[Exercise description]: Repeat the items word for word, starting with the line that contains "column-header-telephone: Telephone bbox=[439, 708, 612, 729]" and going on through the line that contains "table-row bbox=[103, 840, 612, 860]".

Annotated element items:
▬▬▬

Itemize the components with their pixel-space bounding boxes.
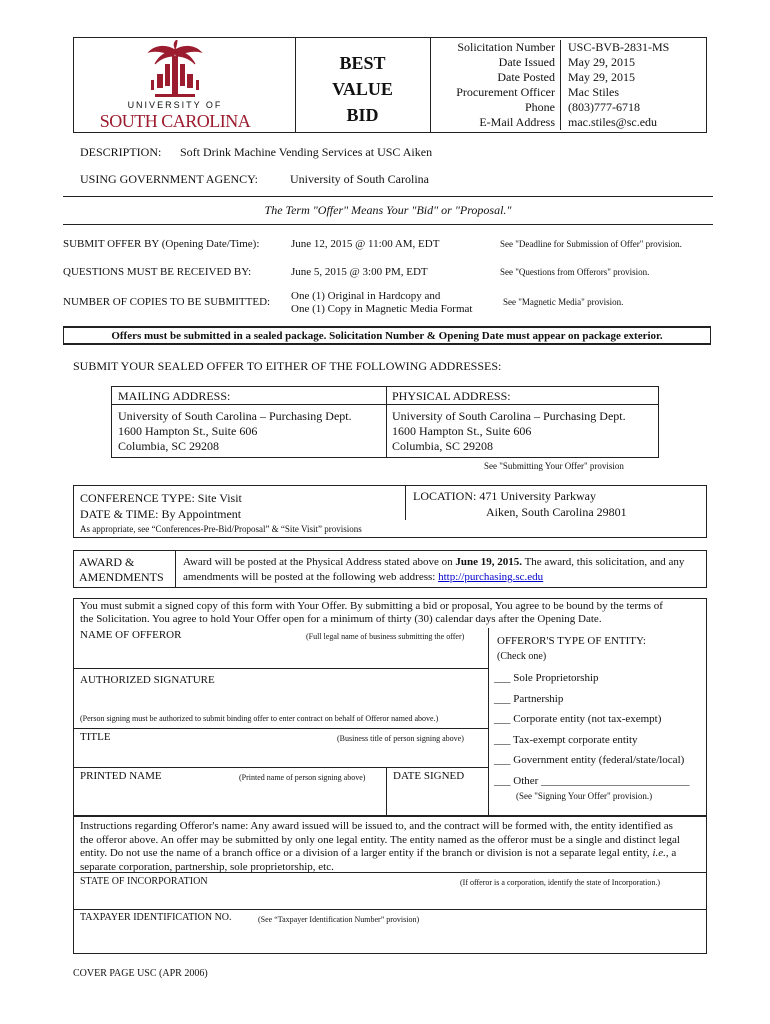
entity-corporate[interactable]: ___ Corporate entity (not tax-exempt): [494, 713, 662, 725]
entity-tax-exempt[interactable]: ___ Tax-exempt corporate entity: [494, 733, 638, 746]
sealed-package-notice: Offers must be submitted in a sealed package. Solicitation Number & Opening Date must appear on package exterior.: [63, 326, 711, 345]
logo-top-text: UNIVERSITY OF: [127, 100, 223, 110]
entity-options[interactable]: [494, 668, 690, 791]
offeror-vdivider: [488, 628, 489, 816]
name-of-offeror-note: (Full legal name of business submitting the offer): [306, 632, 465, 641]
instructions-line-2: the offeror above. An offer may be submitted by only one legal entity. The entity named as the offeror must be a single and distinct legal: [80, 833, 680, 846]
email-label: E-Mail Address: [479, 115, 555, 129]
submit-offer-note: See "Deadline for Submission of Offer" provision.: [500, 239, 682, 249]
date-issued-label: Date Issued: [498, 55, 555, 69]
solicitation-number-label: Solicitation Number: [457, 40, 555, 54]
solicitation-info-labels: [432, 40, 555, 130]
phone-value: (803)777-6718: [568, 100, 640, 114]
title-line-2: VALUE: [332, 79, 393, 99]
instructions-text: [80, 820, 680, 874]
questions-label: QUESTIONS MUST BE RECEIVED BY:: [63, 266, 252, 278]
mailing-line-1: University of South Carolina – Purchasing Dept.: [118, 409, 352, 423]
offer-term-rule: [63, 196, 713, 197]
agency-value: University of South Carolina: [290, 172, 429, 186]
mailing-address-body: [118, 409, 352, 454]
description-value: Soft Drink Machine Vending Services at USC Aiken: [180, 145, 433, 159]
offeror-rule-3: [73, 767, 488, 768]
questions-note: See "Questions from Offerors" provision.: [500, 267, 650, 277]
title-note: (Business title of person signing above): [337, 734, 464, 743]
physical-line-3: Columbia, SC 29208: [392, 439, 494, 453]
conference-type: CONFERENCE TYPE: Site Visit: [80, 491, 242, 505]
title-line-1: BEST: [339, 53, 386, 73]
award-text-line-2: [183, 570, 684, 585]
description-label: DESCRIPTION:: [80, 145, 162, 159]
purchasing-url-link[interactable]: http://purchasing.sc.edu: [438, 571, 544, 583]
footer-form-id: COVER PAGE USC (APR 2006): [73, 968, 208, 979]
logo-bottom-text: SOUTH CAROLINA: [99, 111, 251, 131]
physical-address-title: PHYSICAL ADDRESS:: [392, 389, 511, 403]
offer-term-text: The Term "Offer" Means Your "Bid" or "Proposal.": [264, 203, 512, 217]
instructions-line-4: separate corporation, partnership, sole proprietorship, etc.: [80, 860, 334, 873]
award-text-c: amendments will be posted at the following web address:: [183, 571, 439, 583]
conference-location-1: LOCATION: 471 University Parkway: [413, 489, 596, 503]
palmetto-tree-icon: [95, 40, 255, 104]
award-date: June 19, 2015.: [455, 556, 523, 568]
mailing-line-2: 1600 Hampton St., Suite 606: [118, 424, 258, 438]
name-of-offeror-label: NAME OF OFFEROR: [80, 629, 182, 641]
state-of-incorporation-note: (If offeror is a corporation, identify the state of Incorporation.): [460, 878, 660, 887]
physical-line-2: 1600 Hampton St., Suite 606: [392, 424, 532, 438]
info-value-divider: [560, 40, 561, 130]
addresses-heading: SUBMIT YOUR SEALED OFFER TO EITHER OF THE FOLLOWING ADDRESSES:: [73, 359, 502, 373]
conference-datetime: DATE & TIME: By Appointment: [80, 507, 242, 521]
entity-check-one: (Check one): [497, 651, 547, 662]
entity-sole-proprietorship[interactable]: ___ Sole Proprietorship: [494, 672, 599, 684]
conference-divider: [405, 485, 406, 520]
entity-note: (See "Signing Your Offer" provision.): [516, 791, 653, 801]
date-posted-value: May 29, 2015: [568, 70, 635, 84]
addresses-table-hdivider: [111, 404, 659, 405]
mailing-line-3: Columbia, SC 29208: [118, 439, 220, 453]
submitting-offer-note: See "Submitting Your Offer" provision: [484, 461, 624, 471]
award-label-1: AWARD &: [79, 555, 135, 569]
printed-name-note: (Printed name of person signing above): [239, 773, 366, 782]
instructions-tail: , a: [665, 847, 677, 859]
solicitation-info-values: [568, 40, 704, 130]
printed-name-label: PRINTED NAME: [80, 770, 162, 782]
header-divider-2: [430, 37, 431, 133]
questions-value: June 5, 2015 @ 3:00 PM, EDT: [291, 266, 428, 278]
entity-type-title: OFFEROR'S TYPE OF ENTITY:: [497, 635, 646, 647]
entity-other[interactable]: ___ Other ___________________________: [494, 774, 690, 787]
offeror-rule-2: [73, 728, 488, 729]
date-signed-label: DATE SIGNED: [393, 770, 465, 782]
document-title: [300, 50, 425, 128]
offeror-intro-2: the Solicitation. You agree to hold Your Offer open for a minimum of thirty (30) calendar days after the Opening Date.: [80, 613, 602, 625]
date-signed-divider: [386, 767, 387, 816]
conference-note: As appropriate, see “Conferences-Pre-Bid/Proposal” & “Site Visit” provisions: [80, 524, 362, 534]
instructions-rule: [73, 872, 707, 873]
copies-value-line-1: One (1) Original in Hardcopy and: [291, 290, 441, 302]
award-text-b: The award, this solicitation, and any: [522, 556, 685, 568]
title-label: TITLE: [80, 731, 111, 743]
entity-partnership[interactable]: ___ Partnership: [494, 692, 564, 705]
instructions-ie: i.e.: [652, 847, 666, 859]
physical-address-body: [392, 409, 626, 454]
copies-value: [291, 290, 472, 316]
addresses-table-vdivider: [386, 386, 387, 458]
taxpayer-id-note: (See “Taxpayer Identification Number” provision): [258, 915, 420, 924]
copies-value-line-2: One (1) Copy in Magnetic Media Format: [291, 303, 473, 315]
date-posted-label: Date Posted: [497, 70, 555, 84]
entity-government[interactable]: ___ Government entity (federal/state/local): [494, 754, 685, 766]
physical-line-1: University of South Carolina – Purchasing Dept.: [392, 409, 626, 423]
usc-logo: [95, 40, 255, 132]
authorized-signature-label: AUTHORIZED SIGNATURE: [80, 674, 215, 686]
offeror-rule-1: [73, 668, 488, 669]
copies-label: NUMBER OF COPIES TO BE SUBMITTED:: [63, 296, 271, 308]
date-issued-value: May 29, 2015: [568, 55, 635, 69]
offer-term-rule-bottom: [63, 224, 713, 225]
title-line-3: BID: [346, 105, 379, 125]
award-text: [183, 555, 684, 585]
award-label: [79, 555, 164, 585]
solicitation-number-value: USC-BVB-2831-MS: [568, 40, 670, 54]
email-value: mac.stiles@sc.edu: [568, 115, 658, 129]
phone-label: Phone: [525, 100, 555, 114]
procurement-officer-value: Mac Stiles: [568, 85, 619, 99]
copies-note: See "Magnetic Media" provision.: [503, 297, 624, 307]
submit-offer-label: SUBMIT OFFER BY (Opening Date/Time):: [63, 238, 260, 250]
header-divider-1: [295, 37, 296, 133]
instructions-line-3: [80, 847, 680, 861]
offeror-intro: [80, 600, 663, 626]
instructions-line-1: Instructions regarding Offeror's name: Any award issued will be issued to, and the contract will be formed with, the entity identified as: [80, 820, 673, 832]
instructions-line-3-text: entity. Do not use the name of a branch office or a division of a larger entity if the branch or division is not a separate legal entity,: [80, 847, 653, 859]
incorporation-rule: [73, 909, 707, 910]
state-of-incorporation-label: STATE OF INCORPORATION: [80, 876, 208, 887]
conference-location-2: Aiken, South Carolina 29801: [486, 505, 627, 519]
mailing-address-title: MAILING ADDRESS:: [118, 389, 231, 403]
award-text-a: Award will be posted at the Physical Address stated above on: [183, 556, 456, 568]
award-divider: [175, 550, 176, 588]
taxpayer-id-label: TAXPAYER IDENTIFICATION NO.: [80, 912, 232, 923]
award-text-line-1: [183, 555, 684, 570]
offeror-intro-1: You must submit a signed copy of this form with Your Offer. By submitting a bid or proposal, You agree to be bound by the terms of: [80, 600, 663, 612]
agency-label: USING GOVERNMENT AGENCY:: [80, 172, 259, 186]
award-label-2: AMENDMENTS: [79, 570, 164, 584]
submit-offer-value: June 12, 2015 @ 11:00 AM, EDT: [291, 238, 440, 250]
authorized-signature-note: (Person signing must be authorized to submit binding offer to enter contract on behalf of Offeror named above.): [80, 714, 439, 723]
procurement-officer-label: Procurement Officer: [456, 85, 555, 99]
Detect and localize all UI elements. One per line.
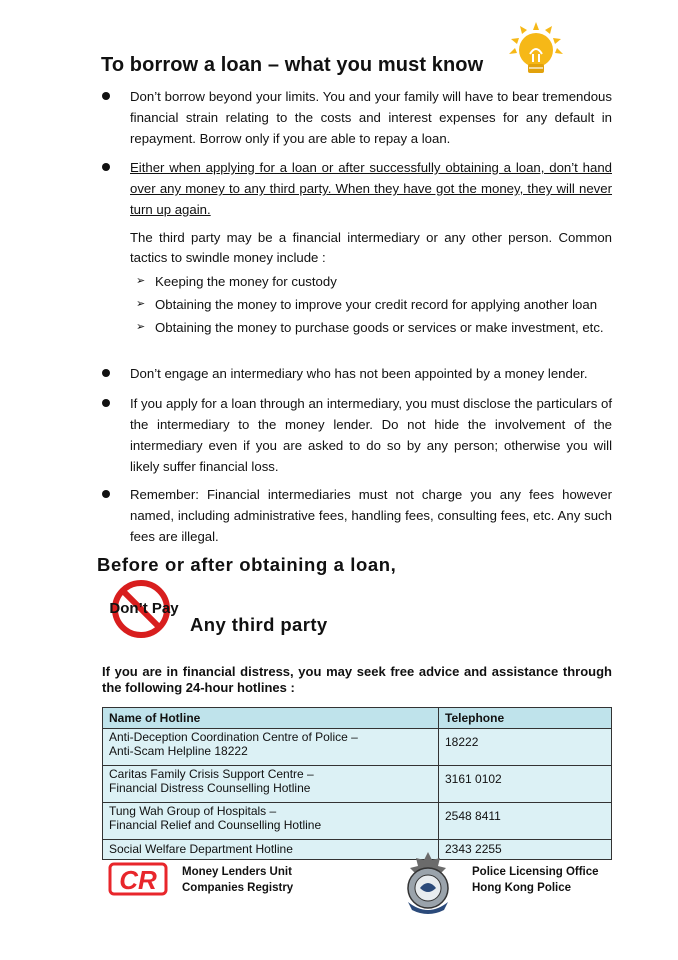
column-header-telephone: Telephone bbox=[439, 708, 612, 729]
bullet-icon bbox=[102, 490, 110, 498]
bullet-icon bbox=[102, 369, 110, 377]
bullet-icon bbox=[102, 92, 110, 100]
companies-registry-logo bbox=[108, 862, 168, 896]
cr-logo-text: CR bbox=[119, 865, 157, 895]
hotline-name-line2: Financial Relief and Counselling Hotline bbox=[109, 818, 322, 832]
table-row bbox=[103, 840, 612, 860]
hotline-name-cell bbox=[103, 729, 439, 766]
dont-pay-prohibition-icon bbox=[104, 578, 186, 640]
lightbulb-icon bbox=[508, 20, 564, 80]
hotline-name-cell: Social Welfare Department Hotline bbox=[103, 840, 439, 860]
table-header-row bbox=[103, 708, 612, 729]
hotline-name-line2: Financial Distress Counselling Hotline bbox=[109, 781, 311, 795]
hotline-name-cell bbox=[103, 803, 439, 840]
bullet-text-1: Don’t borrow beyond your limits. You and your family will have to bear tremendous financial strain relating to the costs and interest expenses for any default in repayment. Borrow only if you are able to repay a loan. bbox=[130, 89, 612, 146]
table-row bbox=[103, 766, 612, 803]
hotline-name-line1: Tung Wah Group of Hospitals – bbox=[109, 804, 277, 818]
hotline-name-cell bbox=[103, 766, 439, 803]
hotline-table bbox=[102, 707, 612, 860]
police-licensing-office-label bbox=[472, 864, 599, 896]
left-org-line2: Companies Registry bbox=[182, 882, 294, 894]
arrow-bullet-icon: ➢ bbox=[136, 275, 146, 287]
bullet-text-2: Either when applying for a loan or after successfully obtaining a loan, don’t hand over any money to any third party. When they have got the money, they will never turn up again. bbox=[130, 160, 612, 217]
right-org-line2: Hong Kong Police bbox=[472, 882, 572, 894]
tactic-item-1: Keeping the money for custody bbox=[155, 274, 337, 289]
hotline-telephone-cell: 18222 bbox=[439, 729, 612, 766]
dont-pay-text: Don’t Pay bbox=[109, 600, 179, 617]
police-badge-icon bbox=[398, 850, 458, 916]
arrow-bullet-icon: ➢ bbox=[136, 298, 146, 310]
money-lenders-unit-label bbox=[182, 864, 293, 896]
third-party-intro: The third party may be a financial intermediary or any other person. Common tactics to swindle money include : bbox=[130, 230, 612, 265]
hotline-telephone-cell: 2343 2255 bbox=[439, 840, 612, 860]
table-row bbox=[103, 729, 612, 766]
any-third-party-text: Any third party bbox=[190, 614, 328, 635]
bullet-text-3: Don’t engage an intermediary who has not been appointed by a money lender. bbox=[130, 366, 588, 381]
tactic-item-3: Obtaining the money to purchase goods or services or make investment, etc. bbox=[155, 320, 604, 335]
hotline-name-line1: Anti-Deception Coordination Centre of Police – bbox=[109, 730, 358, 744]
table-row bbox=[103, 803, 612, 840]
hotline-name-line2: Anti-Scam Helpline 18222 bbox=[109, 744, 248, 758]
bullet-icon bbox=[102, 399, 110, 407]
tactic-item-2: Obtaining the money to improve your credit record for applying another loan bbox=[155, 297, 598, 312]
right-org-line1: Police Licensing Office bbox=[472, 866, 599, 878]
bullet-icon bbox=[102, 163, 110, 171]
bullet-text-5: Remember: Financial intermediaries must not charge you any fees however named, including administrative fees, handling fees, consulting fees, etc. Any such fees are illegal. bbox=[130, 487, 612, 544]
distress-notice: If you are in financial distress, you may seek free advice and assistance through the following 24-hour hotlines : bbox=[102, 664, 612, 695]
hotline-telephone-cell: 3161 0102 bbox=[439, 766, 612, 803]
bullet-text-4: If you apply for a loan through an intermediary, you must disclose the particulars of the intermediary to the money lender. Do not hide the involvement of the intermediary even if you are asked to do so by any person; otherwise you will likely suffer financial loss. bbox=[130, 396, 612, 474]
arrow-bullet-icon: ➢ bbox=[136, 321, 146, 333]
hotline-name-line1: Caritas Family Crisis Support Centre – bbox=[109, 767, 314, 781]
page-title: To borrow a loan – what you must know bbox=[101, 54, 484, 76]
before-after-heading: Before or after obtaining a loan, bbox=[97, 554, 397, 575]
left-org-line1: Money Lenders Unit bbox=[182, 866, 292, 878]
hotline-telephone-cell: 2548 8411 bbox=[439, 803, 612, 840]
column-header-name: Name of Hotline bbox=[103, 708, 439, 729]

▬▬▬

[Exercise result]:
column-header-telephone: Telephone bbox=[439, 708, 612, 729]
bullet-icon bbox=[102, 490, 110, 498]
bullet-icon bbox=[102, 369, 110, 377]
bullet-icon bbox=[102, 92, 110, 100]
companies-registry-logo bbox=[108, 862, 168, 896]
cr-logo-text: CR bbox=[119, 865, 157, 895]
hotline-name-line2: Financial Relief and Counselling Hotline bbox=[109, 818, 322, 832]
table-row bbox=[103, 840, 612, 860]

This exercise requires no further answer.